_Exercise data:_
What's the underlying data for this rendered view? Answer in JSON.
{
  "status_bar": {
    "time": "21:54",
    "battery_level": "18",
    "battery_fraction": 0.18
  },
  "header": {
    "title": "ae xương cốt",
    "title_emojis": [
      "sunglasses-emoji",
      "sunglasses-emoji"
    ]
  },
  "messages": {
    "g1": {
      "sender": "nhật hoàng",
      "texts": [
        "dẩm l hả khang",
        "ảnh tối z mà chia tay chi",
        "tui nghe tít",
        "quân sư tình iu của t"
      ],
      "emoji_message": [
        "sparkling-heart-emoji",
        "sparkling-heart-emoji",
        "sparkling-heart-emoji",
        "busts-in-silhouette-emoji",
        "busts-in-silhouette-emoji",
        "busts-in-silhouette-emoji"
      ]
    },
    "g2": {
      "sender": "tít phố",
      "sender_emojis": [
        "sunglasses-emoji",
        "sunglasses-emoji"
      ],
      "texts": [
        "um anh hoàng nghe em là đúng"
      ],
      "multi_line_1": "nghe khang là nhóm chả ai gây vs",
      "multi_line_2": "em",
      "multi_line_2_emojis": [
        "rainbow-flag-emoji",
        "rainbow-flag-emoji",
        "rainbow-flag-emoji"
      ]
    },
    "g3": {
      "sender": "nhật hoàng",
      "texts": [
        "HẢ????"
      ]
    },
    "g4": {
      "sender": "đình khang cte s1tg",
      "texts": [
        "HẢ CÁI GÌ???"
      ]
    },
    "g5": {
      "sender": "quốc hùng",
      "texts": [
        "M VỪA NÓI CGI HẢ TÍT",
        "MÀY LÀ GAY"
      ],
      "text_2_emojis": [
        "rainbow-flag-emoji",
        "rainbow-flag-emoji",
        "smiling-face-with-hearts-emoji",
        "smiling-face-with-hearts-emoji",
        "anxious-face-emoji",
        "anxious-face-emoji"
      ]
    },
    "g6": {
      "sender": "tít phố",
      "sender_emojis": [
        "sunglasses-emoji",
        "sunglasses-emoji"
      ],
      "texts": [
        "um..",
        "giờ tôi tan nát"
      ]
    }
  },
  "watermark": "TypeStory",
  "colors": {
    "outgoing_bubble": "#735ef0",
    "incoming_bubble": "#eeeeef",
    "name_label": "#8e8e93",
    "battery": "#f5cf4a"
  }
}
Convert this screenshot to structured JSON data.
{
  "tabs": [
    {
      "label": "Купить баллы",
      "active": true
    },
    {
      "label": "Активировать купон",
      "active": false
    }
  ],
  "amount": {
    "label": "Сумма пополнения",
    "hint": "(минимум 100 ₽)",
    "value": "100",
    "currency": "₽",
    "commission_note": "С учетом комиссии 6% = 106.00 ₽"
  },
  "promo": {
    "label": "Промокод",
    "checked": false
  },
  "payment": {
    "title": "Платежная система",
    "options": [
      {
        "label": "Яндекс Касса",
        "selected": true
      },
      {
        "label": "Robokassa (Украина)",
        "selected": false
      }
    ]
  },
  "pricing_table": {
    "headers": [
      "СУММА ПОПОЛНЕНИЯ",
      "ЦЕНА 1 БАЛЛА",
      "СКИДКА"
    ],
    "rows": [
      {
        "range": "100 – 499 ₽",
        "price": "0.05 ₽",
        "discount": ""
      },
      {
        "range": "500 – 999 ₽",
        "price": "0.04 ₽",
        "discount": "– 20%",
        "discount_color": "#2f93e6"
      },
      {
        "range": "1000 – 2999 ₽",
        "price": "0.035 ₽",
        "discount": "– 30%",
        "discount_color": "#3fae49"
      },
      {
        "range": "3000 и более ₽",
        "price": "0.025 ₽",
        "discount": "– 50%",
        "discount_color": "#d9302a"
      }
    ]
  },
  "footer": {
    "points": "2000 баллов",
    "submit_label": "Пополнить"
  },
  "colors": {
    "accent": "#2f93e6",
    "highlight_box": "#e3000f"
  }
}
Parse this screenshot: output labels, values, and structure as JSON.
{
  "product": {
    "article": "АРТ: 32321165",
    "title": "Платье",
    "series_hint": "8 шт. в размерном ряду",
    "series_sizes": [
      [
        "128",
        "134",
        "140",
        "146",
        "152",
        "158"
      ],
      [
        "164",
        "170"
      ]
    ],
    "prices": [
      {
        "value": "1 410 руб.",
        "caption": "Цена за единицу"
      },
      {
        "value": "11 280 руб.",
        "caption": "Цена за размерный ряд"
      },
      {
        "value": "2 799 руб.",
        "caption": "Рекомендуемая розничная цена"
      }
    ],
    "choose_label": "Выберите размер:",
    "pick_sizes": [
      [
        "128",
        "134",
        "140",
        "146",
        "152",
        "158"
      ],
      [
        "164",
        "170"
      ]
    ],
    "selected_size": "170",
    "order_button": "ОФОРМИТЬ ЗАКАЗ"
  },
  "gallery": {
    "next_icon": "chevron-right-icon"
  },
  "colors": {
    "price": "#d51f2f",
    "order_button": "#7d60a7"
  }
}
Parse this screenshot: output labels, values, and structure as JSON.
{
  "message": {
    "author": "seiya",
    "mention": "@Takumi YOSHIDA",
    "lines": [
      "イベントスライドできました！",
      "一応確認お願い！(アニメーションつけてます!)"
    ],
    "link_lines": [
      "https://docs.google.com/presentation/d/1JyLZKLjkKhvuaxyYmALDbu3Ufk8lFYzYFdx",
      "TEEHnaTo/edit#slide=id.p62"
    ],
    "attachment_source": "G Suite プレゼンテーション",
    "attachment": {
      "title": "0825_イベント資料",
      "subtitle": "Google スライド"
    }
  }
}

_Problem to work on:_ From the records above, pull out every line containing the word "this".

_Complete response:_
What's the underlying data for this rendered view? Answer in JSON.
Convert this screenshot to structured JSON data.
Parse this screenshot: output labels, values, and structure as JSON.
Parse this screenshot: output labels, values, and structure as JSON.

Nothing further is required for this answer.